### Input material
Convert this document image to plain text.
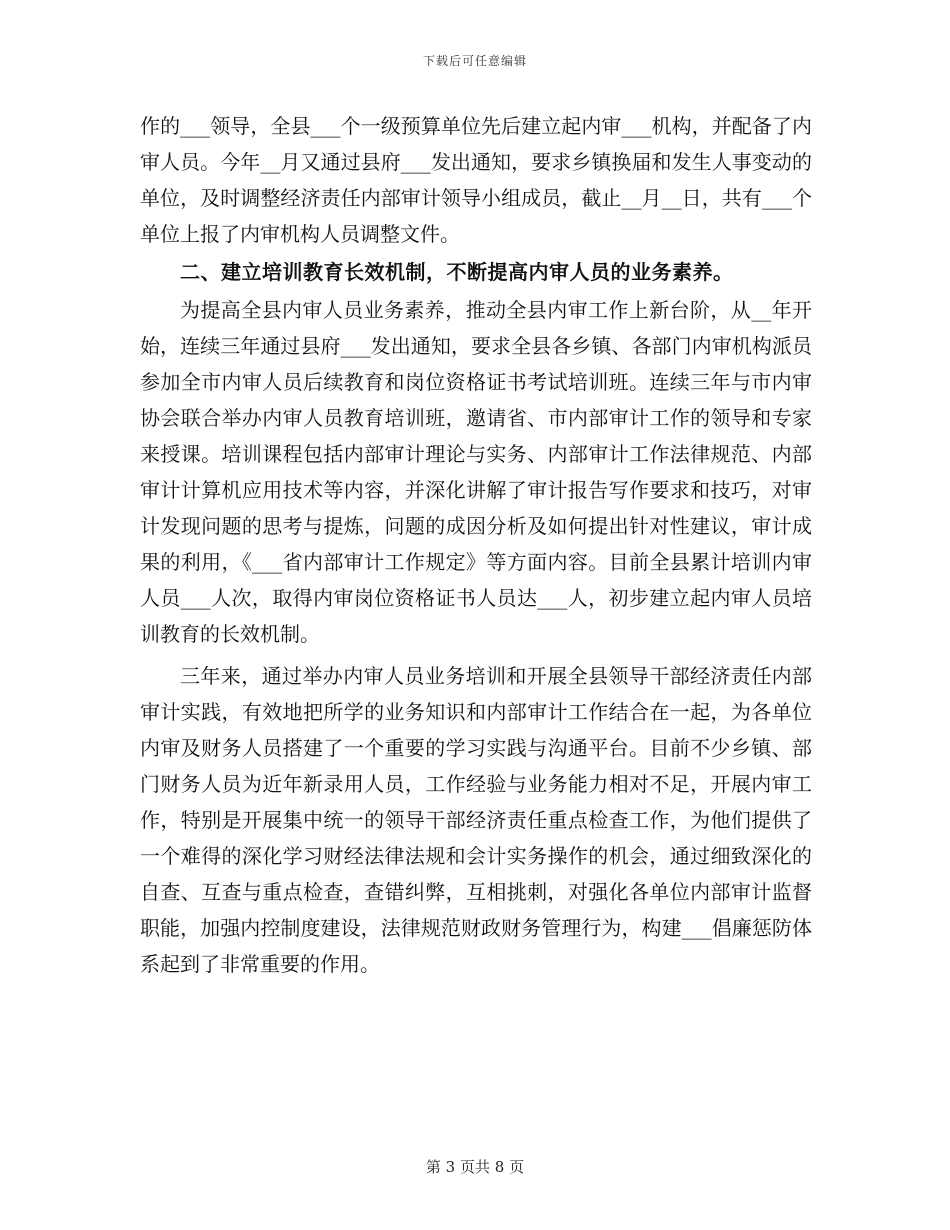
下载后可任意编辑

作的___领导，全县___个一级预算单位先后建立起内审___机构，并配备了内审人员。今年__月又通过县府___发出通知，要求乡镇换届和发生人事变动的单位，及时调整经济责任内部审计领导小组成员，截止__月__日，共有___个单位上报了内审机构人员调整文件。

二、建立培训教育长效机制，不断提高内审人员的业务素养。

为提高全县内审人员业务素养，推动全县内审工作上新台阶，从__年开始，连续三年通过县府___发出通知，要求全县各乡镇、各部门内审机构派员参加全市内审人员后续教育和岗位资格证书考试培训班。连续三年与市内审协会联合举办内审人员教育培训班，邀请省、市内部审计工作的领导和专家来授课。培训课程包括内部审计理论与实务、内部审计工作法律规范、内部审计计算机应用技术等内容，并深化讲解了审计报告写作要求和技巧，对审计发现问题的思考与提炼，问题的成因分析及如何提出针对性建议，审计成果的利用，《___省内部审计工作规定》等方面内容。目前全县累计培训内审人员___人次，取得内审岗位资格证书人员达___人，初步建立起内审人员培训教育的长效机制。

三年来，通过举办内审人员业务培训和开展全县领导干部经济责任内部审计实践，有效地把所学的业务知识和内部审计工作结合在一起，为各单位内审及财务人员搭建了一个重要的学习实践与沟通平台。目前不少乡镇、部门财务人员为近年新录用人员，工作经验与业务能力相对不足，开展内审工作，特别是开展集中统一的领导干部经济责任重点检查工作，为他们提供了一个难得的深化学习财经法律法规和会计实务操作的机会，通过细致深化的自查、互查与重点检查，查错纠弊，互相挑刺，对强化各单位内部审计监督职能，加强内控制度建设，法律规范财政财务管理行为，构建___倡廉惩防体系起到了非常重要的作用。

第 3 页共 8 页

==

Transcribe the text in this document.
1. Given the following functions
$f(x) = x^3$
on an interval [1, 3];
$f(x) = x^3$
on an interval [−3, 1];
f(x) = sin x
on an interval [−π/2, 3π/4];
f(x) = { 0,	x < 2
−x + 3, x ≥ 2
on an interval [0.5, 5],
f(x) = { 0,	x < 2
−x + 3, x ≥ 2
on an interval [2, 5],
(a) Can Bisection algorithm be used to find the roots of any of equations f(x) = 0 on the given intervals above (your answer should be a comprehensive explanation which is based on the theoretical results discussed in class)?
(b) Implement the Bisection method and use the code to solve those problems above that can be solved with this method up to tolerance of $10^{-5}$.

### Task directions
Looking at the data above, show all lines where the word "this" occurs.

### Reply
Convert this document image to plain text.
Transcribe the text in this document.
(b) Implement the Bisection method and use the code to solve those problems above that can be solved with this method up to tolerance of $10^{-5}$.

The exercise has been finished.